**Requirements**.
Everything in the listing except the pictures should be written out exactly.

═════ Data to use

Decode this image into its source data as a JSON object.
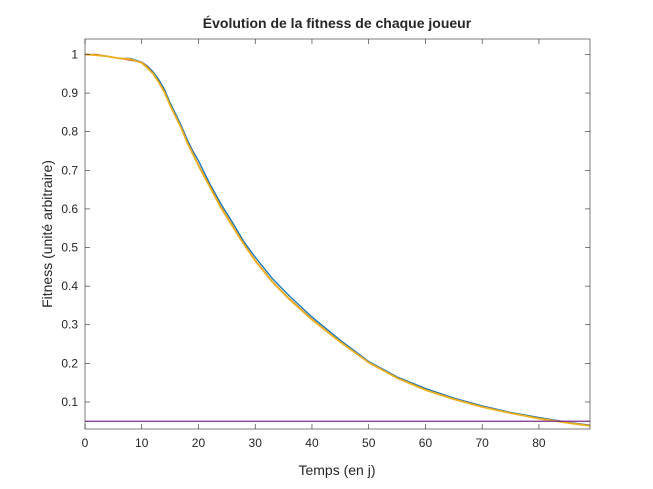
{
  "chart_data": {
    "type": "line",
    "title": "Évolution de la fitness de chaque joueur",
    "xlabel": "Temps (en j)",
    "ylabel": "Fitness (unité arbitraire)",
    "xlim": [
      0,
      89
    ],
    "ylim": [
      0.03,
      1.04
    ],
    "x_ticks": [
      0,
      10,
      20,
      30,
      40,
      50,
      60,
      70,
      80
    ],
    "y_ticks": [
      0.1,
      0.2,
      0.3,
      0.4,
      0.5,
      0.6,
      0.7,
      0.8,
      0.9,
      1
    ],
    "x_tick_labels": [
      "0",
      "10",
      "20",
      "30",
      "40",
      "50",
      "60",
      "70",
      "80"
    ],
    "y_tick_labels": [
      "0.1",
      "0.2",
      "0.3",
      "0.4",
      "0.5",
      "0.6",
      "0.7",
      "0.8",
      "0.9",
      "1"
    ],
    "grid": false,
    "legend": "none",
    "series": [
      {
        "color": "#0072bd",
        "x": [
          0,
          2,
          4,
          6,
          8,
          10,
          11,
          12,
          13,
          14,
          15,
          16,
          17,
          18,
          19,
          20,
          22,
          24,
          26,
          28,
          30,
          33,
          36,
          40,
          45,
          50,
          55,
          60,
          65,
          70,
          75,
          80,
          85,
          89
        ],
        "y": [
          1.0,
          1.0,
          0.995,
          0.99,
          0.99,
          0.98,
          0.97,
          0.955,
          0.935,
          0.91,
          0.875,
          0.845,
          0.815,
          0.78,
          0.75,
          0.725,
          0.665,
          0.612,
          0.565,
          0.515,
          0.475,
          0.42,
          0.375,
          0.32,
          0.26,
          0.205,
          0.165,
          0.135,
          0.11,
          0.09,
          0.073,
          0.06,
          0.048,
          0.04
        ]
      },
      {
        "color": "#d95319",
        "x": [
          0,
          2,
          4,
          6,
          8,
          10,
          11,
          12,
          13,
          14,
          15,
          16,
          17,
          18,
          19,
          20,
          22,
          24,
          26,
          28,
          30,
          33,
          36,
          40,
          45,
          50,
          55,
          60,
          65,
          70,
          75,
          80,
          85,
          89
        ],
        "y": [
          1.0,
          1.0,
          0.995,
          0.99,
          0.985,
          0.98,
          0.968,
          0.952,
          0.93,
          0.905,
          0.87,
          0.84,
          0.81,
          0.775,
          0.745,
          0.715,
          0.66,
          0.605,
          0.558,
          0.51,
          0.468,
          0.413,
          0.368,
          0.315,
          0.256,
          0.203,
          0.163,
          0.132,
          0.108,
          0.088,
          0.072,
          0.058,
          0.047,
          0.039
        ]
      },
      {
        "color": "#edb120",
        "x": [
          0,
          2,
          4,
          6,
          8,
          10,
          11,
          12,
          13,
          14,
          15,
          16,
          17,
          18,
          19,
          20,
          22,
          24,
          26,
          28,
          30,
          33,
          36,
          40,
          45,
          50,
          55,
          60,
          65,
          70,
          75,
          80,
          85,
          89
        ],
        "y": [
          1.0,
          0.998,
          0.995,
          0.99,
          0.988,
          0.978,
          0.965,
          0.95,
          0.928,
          0.902,
          0.868,
          0.838,
          0.808,
          0.772,
          0.742,
          0.712,
          0.657,
          0.602,
          0.555,
          0.508,
          0.466,
          0.411,
          0.366,
          0.313,
          0.255,
          0.202,
          0.162,
          0.131,
          0.107,
          0.087,
          0.071,
          0.057,
          0.046,
          0.038
        ]
      },
      {
        "color": "#7e2f8e",
        "x": [
          0,
          89
        ],
        "y": [
          0.05,
          0.05
        ]
      }
    ]
  }
}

══════════

**Solution to the exercise**.
Decode this image into its source data as a JSON object.
{
  "chart_data": {
    "type": "line",
    "title": "Évolution de la fitness de chaque joueur",
    "xlabel": "Temps (en j)",
    "ylabel": "Fitness (unité arbitraire)",
    "xlim": [
      0,
      89
    ],
    "ylim": [
      0.03,
      1.04
    ],
    "x_ticks": [
      0,
      10,
      20,
      30,
      40,
      50,
      60,
      70,
      80
    ],
    "y_ticks": [
      0.1,
      0.2,
      0.3,
      0.4,
      0.5,
      0.6,
      0.7,
      0.8,
      0.9,
      1
    ],
    "x_tick_labels": [
      "0",
      "10",
      "20",
      "30",
      "40",
      "50",
      "60",
      "70",
      "80"
    ],
    "y_tick_labels": [
      "0.1",
      "0.2",
      "0.3",
      "0.4",
      "0.5",
      "0.6",
      "0.7",
      "0.8",
      "0.9",
      "1"
    ],
    "grid": false,
    "legend": "none",
    "series": [
      {
        "color": "#0072bd",
        "x": [
          0,
          2,
          4,
          6,
          8,
          10,
          11,
          12,
          13,
          14,
          15,
          16,
          17,
          18,
          19,
          20,
          22,
          24,
          26,
          28,
          30,
          33,
          36,
          40,
          45,
          50,
          55,
          60,
          65,
          70,
          75,
          80,
          85,
          89
        ],
        "y": [
          1.0,
          1.0,
          0.995,
          0.99,
          0.99,
          0.98,
          0.97,
          0.955,
          0.935,
          0.91,
          0.875,
          0.845,
          0.815,
          0.78,
          0.75,
          0.725,
          0.665,
          0.612,
          0.565,
          0.515,
          0.475,
          0.42,
          0.375,
          0.32,
          0.26,
          0.205,
          0.165,
          0.135,
          0.11,
          0.09,
          0.073,
          0.06,
          0.048,
          0.04
        ]
      },
      {
        "color": "#d95319",
        "x": [
          0,
          2,
          4,
          6,
          8,
          10,
          11,
          12,
          13,
          14,
          15,
          16,
          17,
          18,
          19,
          20,
          22,
          24,
          26,
          28,
          30,
          33,
          36,
          40,
          45,
          50,
          55,
          60,
          65,
          70,
          75,
          80,
          85,
          89
        ],
        "y": [
          1.0,
          1.0,
          0.995,
          0.99,
          0.985,
          0.98,
          0.968,
          0.952,
          0.93,
          0.905,
          0.87,
          0.84,
          0.81,
          0.775,
          0.745,
          0.715,
          0.66,
          0.605,
          0.558,
          0.51,
          0.468,
          0.413,
          0.368,
          0.315,
          0.256,
          0.203,
          0.163,
          0.132,
          0.108,
          0.088,
          0.072,
          0.058,
          0.047,
          0.039
        ]
      },
      {
        "color": "#edb120",
        "x": [
          0,
          2,
          4,
          6,
          8,
          10,
          11,
          12,
          13,
          14,
          15,
          16,
          17,
          18,
          19,
          20,
          22,
          24,
          26,
          28,
          30,
          33,
          36,
          40,
          45,
          50,
          55,
          60,
          65,
          70,
          75,
          80,
          85,
          89
        ],
        "y": [
          1.0,
          0.998,
          0.995,
          0.99,
          0.988,
          0.978,
          0.965,
          0.95,
          0.928,
          0.902,
          0.868,
          0.838,
          0.808,
          0.772,
          0.742,
          0.712,
          0.657,
          0.602,
          0.555,
          0.508,
          0.466,
          0.411,
          0.366,
          0.313,
          0.255,
          0.202,
          0.162,
          0.131,
          0.107,
          0.087,
          0.071,
          0.057,
          0.046,
          0.038
        ]
      },
      {
        "color": "#7e2f8e",
        "x": [
          0,
          89
        ],
        "y": [
          0.05,
          0.05
        ]
      }
    ]
  }
}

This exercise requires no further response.